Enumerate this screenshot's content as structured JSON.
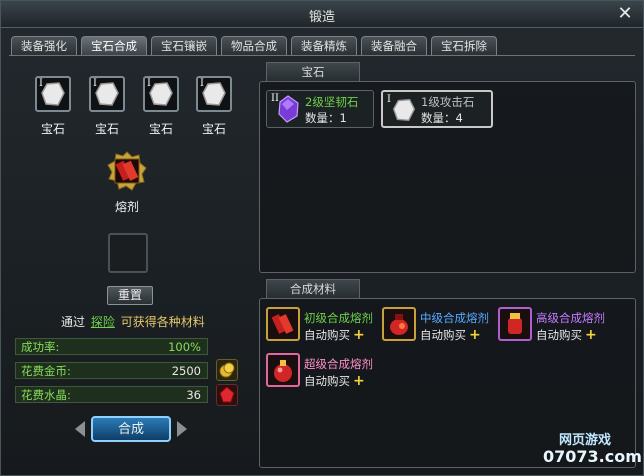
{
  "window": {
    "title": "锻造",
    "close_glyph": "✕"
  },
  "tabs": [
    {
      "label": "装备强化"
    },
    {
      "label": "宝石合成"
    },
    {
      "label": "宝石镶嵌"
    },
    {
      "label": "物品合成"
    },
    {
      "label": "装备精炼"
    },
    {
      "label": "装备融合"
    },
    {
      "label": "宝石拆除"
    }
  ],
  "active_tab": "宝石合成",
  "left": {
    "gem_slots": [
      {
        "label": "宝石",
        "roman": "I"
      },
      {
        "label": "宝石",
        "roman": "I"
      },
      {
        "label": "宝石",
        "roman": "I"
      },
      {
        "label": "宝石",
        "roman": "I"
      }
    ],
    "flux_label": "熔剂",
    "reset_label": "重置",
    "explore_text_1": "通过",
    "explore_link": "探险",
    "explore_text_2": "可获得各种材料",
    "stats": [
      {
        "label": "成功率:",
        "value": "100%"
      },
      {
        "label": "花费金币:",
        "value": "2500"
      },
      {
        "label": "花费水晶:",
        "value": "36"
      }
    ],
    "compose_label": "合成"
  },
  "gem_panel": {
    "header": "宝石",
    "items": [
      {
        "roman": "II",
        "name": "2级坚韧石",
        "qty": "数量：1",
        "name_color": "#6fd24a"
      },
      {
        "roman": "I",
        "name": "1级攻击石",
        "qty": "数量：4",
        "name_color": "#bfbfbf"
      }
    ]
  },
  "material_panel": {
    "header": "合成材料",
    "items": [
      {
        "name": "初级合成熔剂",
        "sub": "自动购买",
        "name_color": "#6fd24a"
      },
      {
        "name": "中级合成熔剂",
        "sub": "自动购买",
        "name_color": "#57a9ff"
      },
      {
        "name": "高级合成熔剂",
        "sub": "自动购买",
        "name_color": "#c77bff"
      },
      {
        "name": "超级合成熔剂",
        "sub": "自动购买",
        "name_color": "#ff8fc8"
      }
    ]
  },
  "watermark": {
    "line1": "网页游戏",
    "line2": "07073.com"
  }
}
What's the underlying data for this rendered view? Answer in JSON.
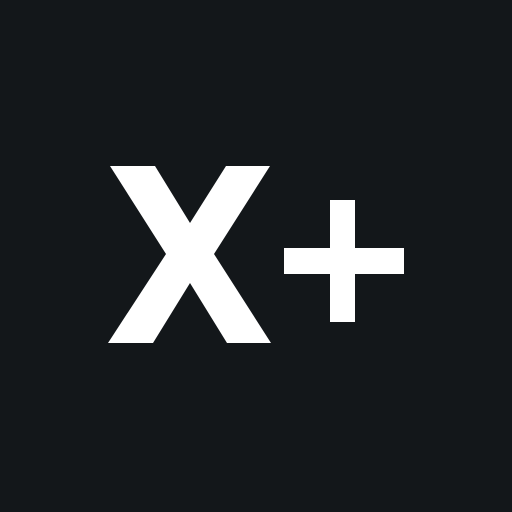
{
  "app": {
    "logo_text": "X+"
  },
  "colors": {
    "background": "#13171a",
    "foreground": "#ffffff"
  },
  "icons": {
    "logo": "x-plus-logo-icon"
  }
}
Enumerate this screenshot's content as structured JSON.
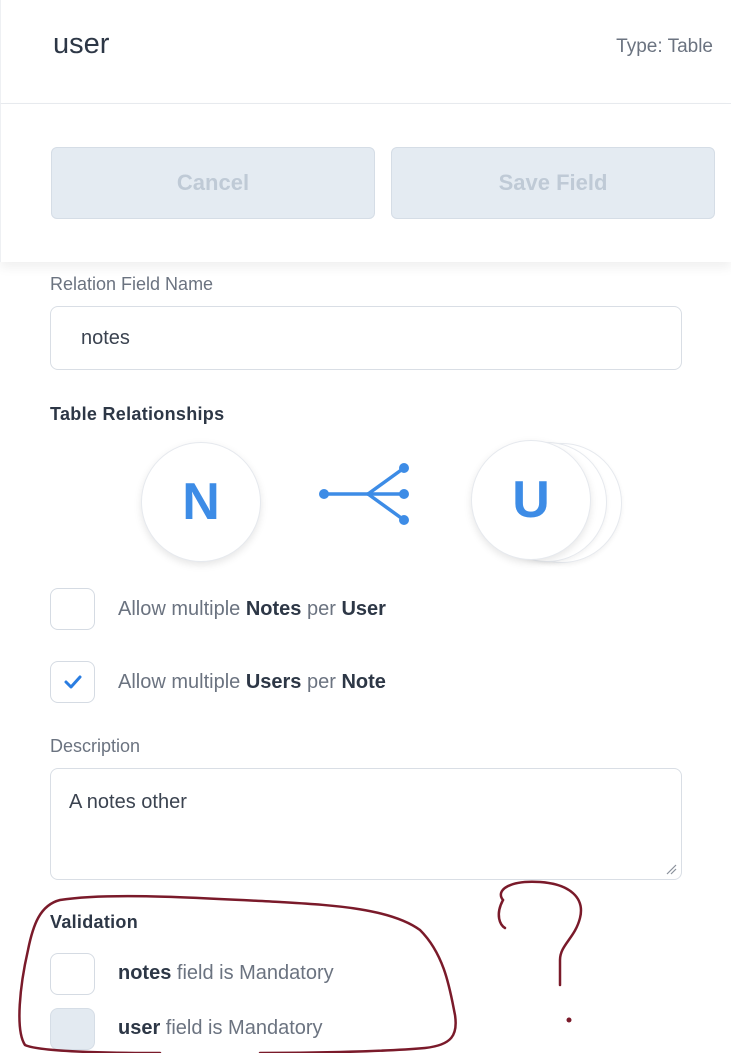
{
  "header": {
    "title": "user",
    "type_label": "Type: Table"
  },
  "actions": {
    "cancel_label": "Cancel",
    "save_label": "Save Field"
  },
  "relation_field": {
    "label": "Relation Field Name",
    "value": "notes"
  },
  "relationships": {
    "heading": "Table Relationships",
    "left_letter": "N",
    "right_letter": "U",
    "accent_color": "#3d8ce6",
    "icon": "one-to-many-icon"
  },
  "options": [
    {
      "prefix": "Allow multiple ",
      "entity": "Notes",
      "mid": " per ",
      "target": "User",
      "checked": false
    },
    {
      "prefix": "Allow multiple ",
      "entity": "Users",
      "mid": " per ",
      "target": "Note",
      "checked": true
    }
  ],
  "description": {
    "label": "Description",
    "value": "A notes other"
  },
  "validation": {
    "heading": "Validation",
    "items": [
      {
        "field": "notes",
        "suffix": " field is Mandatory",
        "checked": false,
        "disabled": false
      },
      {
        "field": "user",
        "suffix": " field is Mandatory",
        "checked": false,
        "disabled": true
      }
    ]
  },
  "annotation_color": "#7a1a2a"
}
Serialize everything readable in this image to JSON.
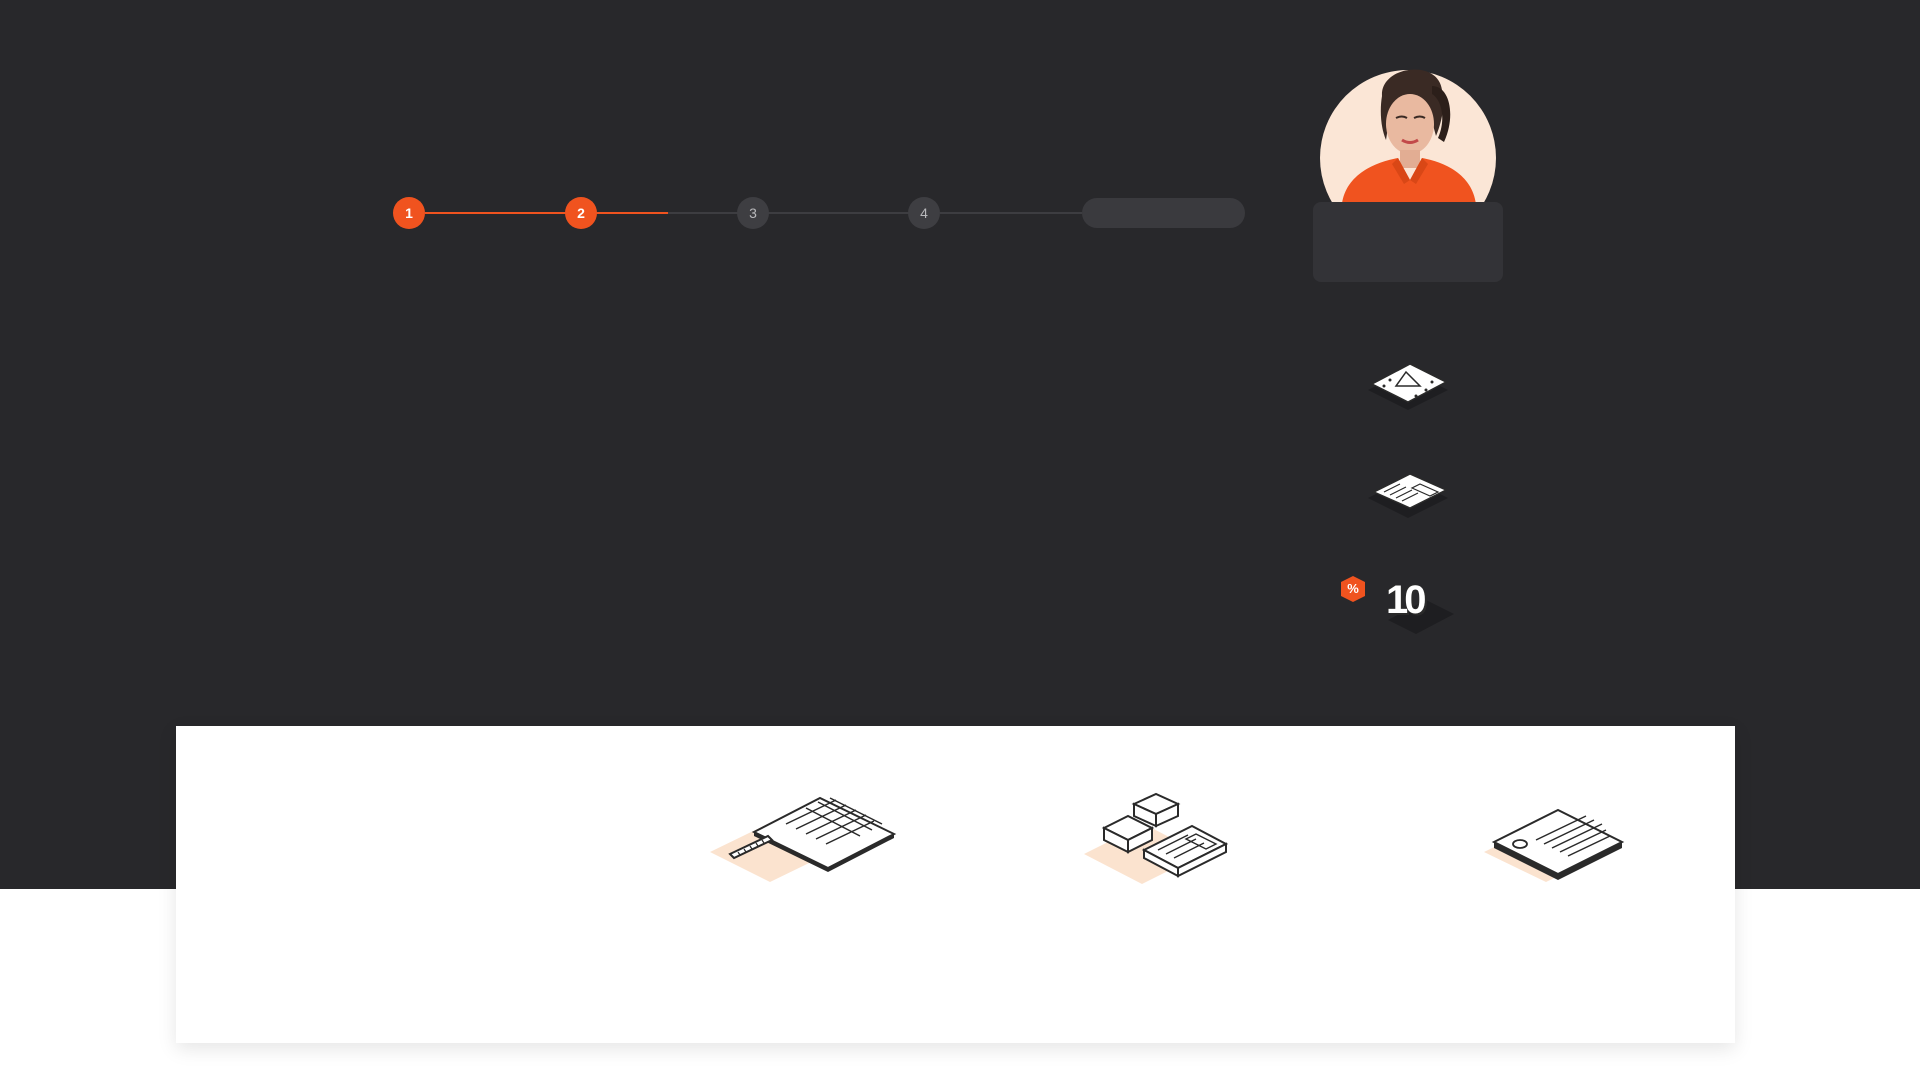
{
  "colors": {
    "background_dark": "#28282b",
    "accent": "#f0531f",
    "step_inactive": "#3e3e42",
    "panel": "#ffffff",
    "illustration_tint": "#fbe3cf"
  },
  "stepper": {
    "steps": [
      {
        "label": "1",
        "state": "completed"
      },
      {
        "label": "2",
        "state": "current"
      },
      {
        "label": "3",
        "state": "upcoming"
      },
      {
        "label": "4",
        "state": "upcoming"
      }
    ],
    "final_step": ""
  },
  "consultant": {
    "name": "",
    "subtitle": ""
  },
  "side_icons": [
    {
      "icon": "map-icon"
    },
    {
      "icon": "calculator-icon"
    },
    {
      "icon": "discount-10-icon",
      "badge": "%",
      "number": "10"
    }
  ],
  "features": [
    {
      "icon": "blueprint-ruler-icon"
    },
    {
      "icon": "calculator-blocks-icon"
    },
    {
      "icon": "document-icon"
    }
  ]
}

_REQUIREMENT_
Transcribe the listing above verbatim. Omit the pictures.

_SOLUTION FOR THIS PROBLEM_
Enumerate this screenshot's content as structured JSON.
{
  "window": {
    "title": "锻造",
    "close_glyph": "✕"
  },
  "tabs": [
    {
      "label": "装备强化"
    },
    {
      "label": "宝石合成"
    },
    {
      "label": "宝石镶嵌"
    },
    {
      "label": "物品合成"
    },
    {
      "label": "装备精炼"
    },
    {
      "label": "装备融合"
    },
    {
      "label": "宝石拆除"
    }
  ],
  "active_tab": "宝石合成",
  "left": {
    "gem_slots": [
      {
        "label": "宝石",
        "roman": "I"
      },
      {
        "label": "宝石",
        "roman": "I"
      },
      {
        "label": "宝石",
        "roman": "I"
      },
      {
        "label": "宝石",
        "roman": "I"
      }
    ],
    "flux_label": "熔剂",
    "reset_label": "重置",
    "explore_text_1": "通过",
    "explore_link": "探险",
    "explore_text_2": "可获得各种材料",
    "stats": [
      {
        "label": "成功率:",
        "value": "100%"
      },
      {
        "label": "花费金币:",
        "value": "2500"
      },
      {
        "label": "花费水晶:",
        "value": "36"
      }
    ],
    "compose_label": "合成"
  },
  "gem_panel": {
    "header": "宝石",
    "items": [
      {
        "roman": "II",
        "name": "2级坚韧石",
        "qty": "数量：1",
        "name_color": "#6fd24a"
      },
      {
        "roman": "I",
        "name": "1级攻击石",
        "qty": "数量：4",
        "name_color": "#bfbfbf"
      }
    ]
  },
  "material_panel": {
    "header": "合成材料",
    "items": [
      {
        "name": "初级合成熔剂",
        "sub": "自动购买",
        "name_color": "#6fd24a"
      },
      {
        "name": "中级合成熔剂",
        "sub": "自动购买",
        "name_color": "#57a9ff"
      },
      {
        "name": "高级合成熔剂",
        "sub": "自动购买",
        "name_color": "#c77bff"
      },
      {
        "name": "超级合成熔剂",
        "sub": "自动购买",
        "name_color": "#ff8fc8"
      }
    ]
  },
  "watermark": {
    "line1": "网页游戏",
    "line2": "07073.com"
  }
}
What's the underlying data for this rendered view? Answer in JSON.
{
  "app": {
    "logo_text": "X+"
  },
  "colors": {
    "background": "#13171a",
    "foreground": "#ffffff"
  },
  "icons": {
    "logo": "x-plus-logo-icon"
  }
}
Enumerate this screenshot's content as structured JSON.
{
  "header": {
    "title": "user",
    "type_label": "Type: Table"
  },
  "actions": {
    "cancel_label": "Cancel",
    "save_label": "Save Field"
  },
  "relation_field": {
    "label": "Relation Field Name",
    "value": "notes"
  },
  "relationships": {
    "heading": "Table Relationships",
    "left_letter": "N",
    "right_letter": "U",
    "accent_color": "#3d8ce6",
    "icon": "one-to-many-icon"
  },
  "options": [
    {
      "prefix": "Allow multiple ",
      "entity": "Notes",
      "mid": " per ",
      "target": "User",
      "checked": false
    },
    {
      "prefix": "Allow multiple ",
      "entity": "Users",
      "mid": " per ",
      "target": "Note",
      "checked": true
    }
  ],
  "description": {
    "label": "Description",
    "value": "A notes other"
  },
  "validation": {
    "heading": "Validation",
    "items": [
      {
        "field": "notes",
        "suffix": " field is Mandatory",
        "checked": false,
        "disabled": false
      },
      {
        "field": "user",
        "suffix": " field is Mandatory",
        "checked": false,
        "disabled": true
      }
    ]
  },
  "annotation_color": "#7a1a2a"
}
Serialize everything readable in this image to JSON.
{
  "colors": {
    "background_dark": "#28282b",
    "accent": "#f0531f",
    "step_inactive": "#3e3e42",
    "panel": "#ffffff",
    "illustration_tint": "#fbe3cf"
  },
  "stepper": {
    "steps": [
      {
        "label": "1",
        "state": "completed"
      },
      {
        "label": "2",
        "state": "current"
      },
      {
        "label": "3",
        "state": "upcoming"
      },
      {
        "label": "4",
        "state": "upcoming"
      }
    ],
    "final_step": ""
  },
  "consultant": {
    "name": "",
    "subtitle": ""
  },
  "side_icons": [
    {
      "icon": "map-icon"
    },
    {
      "icon": "calculator-icon"
    },
    {
      "icon": "discount-10-icon",
      "badge": "%",
      "number": "10"
    }
  ],
  "features": [
    {
      "icon": "blueprint-ruler-icon"
    },
    {
      "icon": "calculator-blocks-icon"
    },
    {
      "icon": "document-icon"
    }
  ]
}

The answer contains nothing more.